━━━━━ Provided data

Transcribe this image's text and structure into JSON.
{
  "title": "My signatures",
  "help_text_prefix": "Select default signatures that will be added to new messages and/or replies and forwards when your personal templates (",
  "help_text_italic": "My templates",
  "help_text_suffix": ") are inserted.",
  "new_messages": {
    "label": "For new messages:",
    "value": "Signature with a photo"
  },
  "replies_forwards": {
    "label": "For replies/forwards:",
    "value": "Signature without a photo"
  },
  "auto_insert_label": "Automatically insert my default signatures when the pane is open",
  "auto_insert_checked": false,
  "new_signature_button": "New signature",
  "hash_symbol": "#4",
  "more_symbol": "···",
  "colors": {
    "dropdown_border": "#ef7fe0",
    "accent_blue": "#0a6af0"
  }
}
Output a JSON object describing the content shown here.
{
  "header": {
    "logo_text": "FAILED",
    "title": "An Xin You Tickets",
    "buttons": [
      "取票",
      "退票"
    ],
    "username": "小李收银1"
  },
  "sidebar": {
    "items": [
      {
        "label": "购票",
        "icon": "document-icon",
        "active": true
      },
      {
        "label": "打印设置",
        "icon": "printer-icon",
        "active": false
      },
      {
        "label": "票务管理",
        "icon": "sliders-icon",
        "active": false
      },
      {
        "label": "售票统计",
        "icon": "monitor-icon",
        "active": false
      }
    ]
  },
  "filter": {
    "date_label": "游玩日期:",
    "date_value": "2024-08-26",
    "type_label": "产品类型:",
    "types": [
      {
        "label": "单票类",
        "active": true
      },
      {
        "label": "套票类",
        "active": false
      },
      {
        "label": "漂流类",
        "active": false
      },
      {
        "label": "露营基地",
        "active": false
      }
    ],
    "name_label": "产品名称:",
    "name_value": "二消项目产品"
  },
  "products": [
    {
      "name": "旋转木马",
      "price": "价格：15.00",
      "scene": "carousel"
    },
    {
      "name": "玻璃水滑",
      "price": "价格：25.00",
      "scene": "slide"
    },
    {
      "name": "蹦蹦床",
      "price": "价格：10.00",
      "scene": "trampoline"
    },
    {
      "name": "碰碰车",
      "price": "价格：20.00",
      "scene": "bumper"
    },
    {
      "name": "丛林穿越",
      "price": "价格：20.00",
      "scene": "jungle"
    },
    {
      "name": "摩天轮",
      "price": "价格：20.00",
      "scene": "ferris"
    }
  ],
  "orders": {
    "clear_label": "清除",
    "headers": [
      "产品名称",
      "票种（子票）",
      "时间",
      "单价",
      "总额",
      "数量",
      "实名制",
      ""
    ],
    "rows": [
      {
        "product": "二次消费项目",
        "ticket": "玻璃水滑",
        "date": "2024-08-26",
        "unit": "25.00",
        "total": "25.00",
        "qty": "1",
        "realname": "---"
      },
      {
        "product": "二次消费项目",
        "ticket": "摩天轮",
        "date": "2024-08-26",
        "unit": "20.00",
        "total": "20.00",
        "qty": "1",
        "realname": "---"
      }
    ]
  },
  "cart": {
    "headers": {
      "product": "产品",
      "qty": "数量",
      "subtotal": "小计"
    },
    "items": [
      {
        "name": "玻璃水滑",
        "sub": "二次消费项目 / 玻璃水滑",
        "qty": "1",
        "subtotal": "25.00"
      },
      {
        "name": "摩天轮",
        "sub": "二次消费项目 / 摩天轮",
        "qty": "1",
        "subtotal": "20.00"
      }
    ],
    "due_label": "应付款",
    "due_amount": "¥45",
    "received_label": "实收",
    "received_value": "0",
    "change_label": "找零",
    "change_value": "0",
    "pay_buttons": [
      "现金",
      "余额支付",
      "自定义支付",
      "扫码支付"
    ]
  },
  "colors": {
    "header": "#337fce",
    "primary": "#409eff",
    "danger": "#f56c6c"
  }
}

━━━━━━━━━━

* Problem requirements: Send back all of the entries exactly, with nothing missing.

* Answer to this exercise:
Transcribe this image's text and structure into JSON.
{
  "title": "My signatures",
  "help_text_prefix": "Select default signatures that will be added to new messages and/or replies and forwards when your personal templates (",
  "help_text_italic": "My templates",
  "help_text_suffix": ") are inserted.",
  "new_messages": {
    "label": "For new messages:",
    "value": "Signature with a photo"
  },
  "replies_forwards": {
    "label": "For replies/forwards:",
    "value": "Signature without a photo"
  },
  "auto_insert_label": "Automatically insert my default signatures when the pane is open",
  "auto_insert_checked": false,
  "new_signature_button": "New signature",
  "hash_symbol": "#4",
  "more_symbol": "···",
  "colors": {
    "dropdown_border": "#ef7fe0",
    "accent_blue": "#0a6af0"
  }
}
Output a JSON object describing the content shown here.
{
  "header": {
    "logo_text": "FAILED",
    "title": "An Xin You Tickets",
    "buttons": [
      "取票",
      "退票"
    ],
    "username": "小李收银1"
  },
  "sidebar": {
    "items": [
      {
        "label": "购票",
        "icon": "document-icon",
        "active": true
      },
      {
        "label": "打印设置",
        "icon": "printer-icon",
        "active": false
      },
      {
        "label": "票务管理",
        "icon": "sliders-icon",
        "active": false
      },
      {
        "label": "售票统计",
        "icon": "monitor-icon",
        "active": false
      }
    ]
  },
  "filter": {
    "date_label": "游玩日期:",
    "date_value": "2024-08-26",
    "type_label": "产品类型:",
    "types": [
      {
        "label": "单票类",
        "active": true
      },
      {
        "label": "套票类",
        "active": false
      },
      {
        "label": "漂流类",
        "active": false
      },
      {
        "label": "露营基地",
        "active": false
      }
    ],
    "name_label": "产品名称:",
    "name_value": "二消项目产品"
  },
  "products": [
    {
      "name": "旋转木马",
      "price": "价格：15.00",
      "scene": "carousel"
    },
    {
      "name": "玻璃水滑",
      "price": "价格：25.00",
      "scene": "slide"
    },
    {
      "name": "蹦蹦床",
      "price": "价格：10.00",
      "scene": "trampoline"
    },
    {
      "name": "碰碰车",
      "price": "价格：20.00",
      "scene": "bumper"
    },
    {
      "name": "丛林穿越",
      "price": "价格：20.00",
      "scene": "jungle"
    },
    {
      "name": "摩天轮",
      "price": "价格：20.00",
      "scene": "ferris"
    }
  ],
  "orders": {
    "clear_label": "清除",
    "headers": [
      "产品名称",
      "票种（子票）",
      "时间",
      "单价",
      "总额",
      "数量",
      "实名制",
      ""
    ],
    "rows": [
      {
        "product": "二次消费项目",
        "ticket": "玻璃水滑",
        "date": "2024-08-26",
        "unit": "25.00",
        "total": "25.00",
        "qty": "1",
        "realname": "---"
      },
      {
        "product": "二次消费项目",
        "ticket": "摩天轮",
        "date": "2024-08-26",
        "unit": "20.00",
        "total": "20.00",
        "qty": "1",
        "realname": "---"
      }
    ]
  },
  "cart": {
    "headers": {
      "product": "产品",
      "qty": "数量",
      "subtotal": "小计"
    },
    "items": [
      {
        "name": "玻璃水滑",
        "sub": "二次消费项目 / 玻璃水滑",
        "qty": "1",
        "subtotal": "25.00"
      },
      {
        "name": "摩天轮",
        "sub": "二次消费项目 / 摩天轮",
        "qty": "1",
        "subtotal": "20.00"
      }
    ],
    "due_label": "应付款",
    "due_amount": "¥45",
    "received_label": "实收",
    "received_value": "0",
    "change_label": "找零",
    "change_value": "0",
    "pay_buttons": [
      "现金",
      "余额支付",
      "自定义支付",
      "扫码支付"
    ]
  },
  "colors": {
    "header": "#337fce",
    "primary": "#409eff",
    "danger": "#f56c6c"
  }
}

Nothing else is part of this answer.